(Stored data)
= = = = = = =

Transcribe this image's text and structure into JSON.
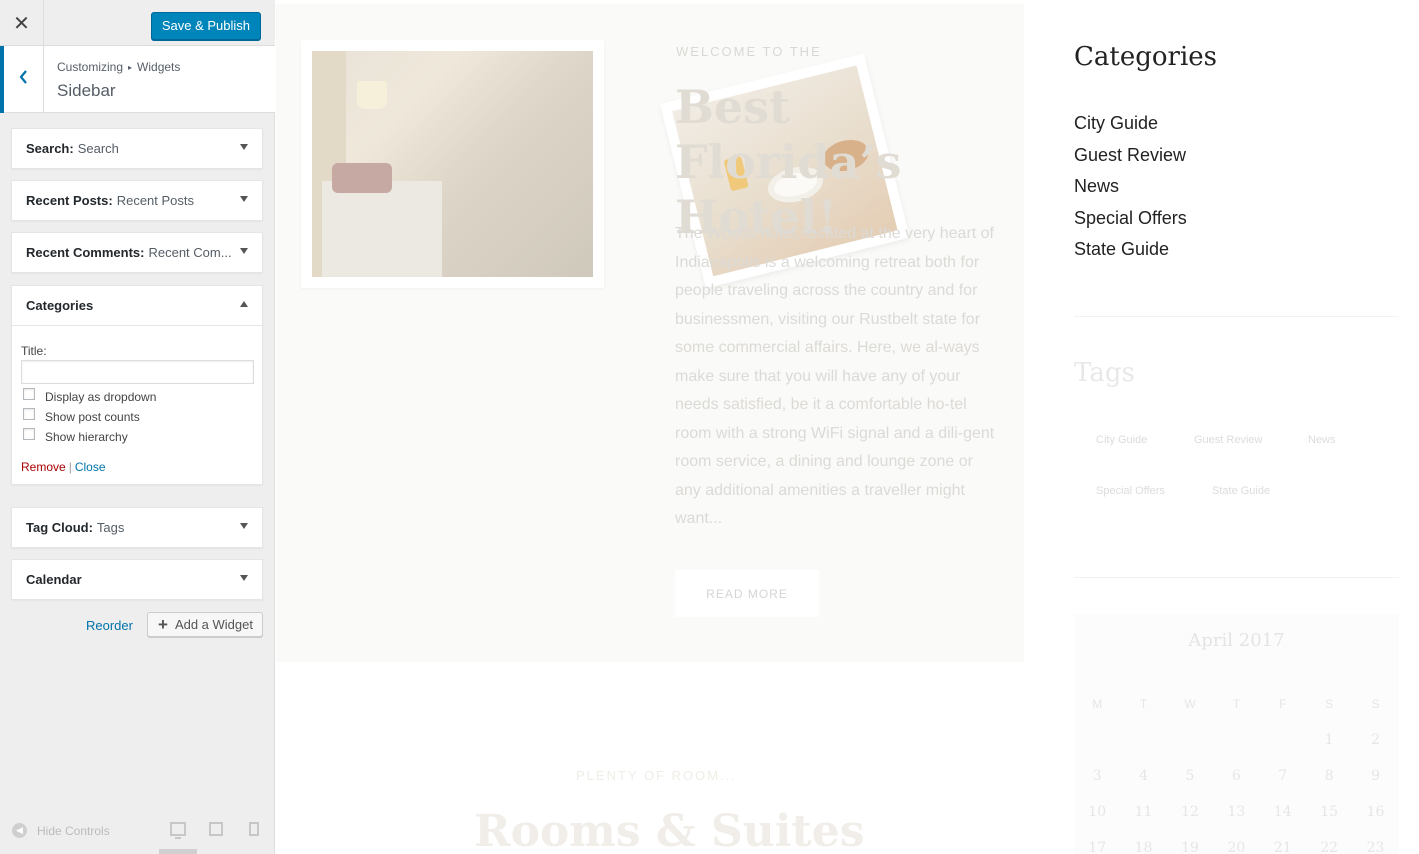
{
  "customizer": {
    "close_glyph": "✕",
    "save_label": "Save & Publish",
    "breadcrumb": [
      "Customizing",
      "Widgets"
    ],
    "breadcrumb_sep": "▸",
    "section_title": "Sidebar",
    "widgets": [
      {
        "type": "Search:",
        "title": "Search"
      },
      {
        "type": "Recent Posts:",
        "title": "Recent Posts"
      },
      {
        "type": "Recent Comments:",
        "title": "Recent Com..."
      },
      {
        "type": "Categories",
        "title": ""
      },
      {
        "type": "Tag Cloud:",
        "title": "Tags"
      },
      {
        "type": "Calendar",
        "title": ""
      }
    ],
    "categories_form": {
      "title_label": "Title:",
      "title_value": "",
      "checkboxes": [
        "Display as dropdown",
        "Show post counts",
        "Show hierarchy"
      ],
      "remove_label": "Remove",
      "separator": "|",
      "close_label": "Close"
    },
    "reorder_label": "Reorder",
    "add_widget_label": "Add a Widget",
    "add_widget_glyph": "+",
    "hide_controls_label": "Hide Controls"
  },
  "preview": {
    "hero": {
      "pre_title": "WELCOME TO THE",
      "title": "Best Florida’s Hotel!",
      "text": "The Woods hotel, located at the very heart of Indianapolis is a welcoming retreat both for people traveling across the country and for businessmen, visiting our Rustbelt state for some commercial affairs. Here, we al-ways make sure that you will have any of your needs satisfied, be it a comfortable ho-tel room with a strong WiFi signal and a dili-gent room service, a dining and lounge zone or any additional amenities a traveller might want...",
      "read_more": "READ MORE"
    },
    "rooms": {
      "pre_title": "PLENTY OF ROOM...",
      "title": "Rooms & Suites"
    },
    "categories_widget": {
      "heading": "Categories",
      "items": [
        "City Guide",
        "Guest Review",
        "News",
        "Special Offers",
        "State Guide"
      ]
    },
    "tags_widget": {
      "heading": "Tags",
      "tags": [
        "City Guide",
        "Guest Review",
        "News",
        "Special Offers",
        "State Guide"
      ]
    },
    "calendar_widget": {
      "month": "April 2017",
      "weekdays": [
        "M",
        "T",
        "W",
        "T",
        "F",
        "S",
        "S"
      ],
      "weeks": [
        [
          "",
          "",
          "",
          "",
          "",
          "1",
          "2"
        ],
        [
          "3",
          "4",
          "5",
          "6",
          "7",
          "8",
          "9"
        ],
        [
          "10",
          "11",
          "12",
          "13",
          "14",
          "15",
          "16"
        ],
        [
          "17",
          "18",
          "19",
          "20",
          "21",
          "22",
          "23"
        ]
      ]
    }
  }
}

= = = = = = =

SET TASK
Pictures are excluded; copy every other part of the records exactly.

SOLUTION FOR THIS EXERCISE
Transcribe this image's text and structure into JSON.
{
  "customizer": {
    "close_glyph": "✕",
    "save_label": "Save & Publish",
    "breadcrumb": [
      "Customizing",
      "Widgets"
    ],
    "breadcrumb_sep": "▸",
    "section_title": "Sidebar",
    "widgets": [
      {
        "type": "Search:",
        "title": "Search"
      },
      {
        "type": "Recent Posts:",
        "title": "Recent Posts"
      },
      {
        "type": "Recent Comments:",
        "title": "Recent Com..."
      },
      {
        "type": "Categories",
        "title": ""
      },
      {
        "type": "Tag Cloud:",
        "title": "Tags"
      },
      {
        "type": "Calendar",
        "title": ""
      }
    ],
    "categories_form": {
      "title_label": "Title:",
      "title_value": "",
      "checkboxes": [
        "Display as dropdown",
        "Show post counts",
        "Show hierarchy"
      ],
      "remove_label": "Remove",
      "separator": "|",
      "close_label": "Close"
    },
    "reorder_label": "Reorder",
    "add_widget_label": "Add a Widget",
    "add_widget_glyph": "+",
    "hide_controls_label": "Hide Controls"
  },
  "preview": {
    "hero": {
      "pre_title": "WELCOME TO THE",
      "title": "Best Florida’s Hotel!",
      "text": "The Woods hotel, located at the very heart of Indianapolis is a welcoming retreat both for people traveling across the country and for businessmen, visiting our Rustbelt state for some commercial affairs. Here, we al-ways make sure that you will have any of your needs satisfied, be it a comfortable ho-tel room with a strong WiFi signal and a dili-gent room service, a dining and lounge zone or any additional amenities a traveller might want...",
      "read_more": "READ MORE"
    },
    "rooms": {
      "pre_title": "PLENTY OF ROOM...",
      "title": "Rooms & Suites"
    },
    "categories_widget": {
      "heading": "Categories",
      "items": [
        "City Guide",
        "Guest Review",
        "News",
        "Special Offers",
        "State Guide"
      ]
    },
    "tags_widget": {
      "heading": "Tags",
      "tags": [
        "City Guide",
        "Guest Review",
        "News",
        "Special Offers",
        "State Guide"
      ]
    },
    "calendar_widget": {
      "month": "April 2017",
      "weekdays": [
        "M",
        "T",
        "W",
        "T",
        "F",
        "S",
        "S"
      ],
      "weeks": [
        [
          "",
          "",
          "",
          "",
          "",
          "1",
          "2"
        ],
        [
          "3",
          "4",
          "5",
          "6",
          "7",
          "8",
          "9"
        ],
        [
          "10",
          "11",
          "12",
          "13",
          "14",
          "15",
          "16"
        ],
        [
          "17",
          "18",
          "19",
          "20",
          "21",
          "22",
          "23"
        ]
      ]
    }
  }
}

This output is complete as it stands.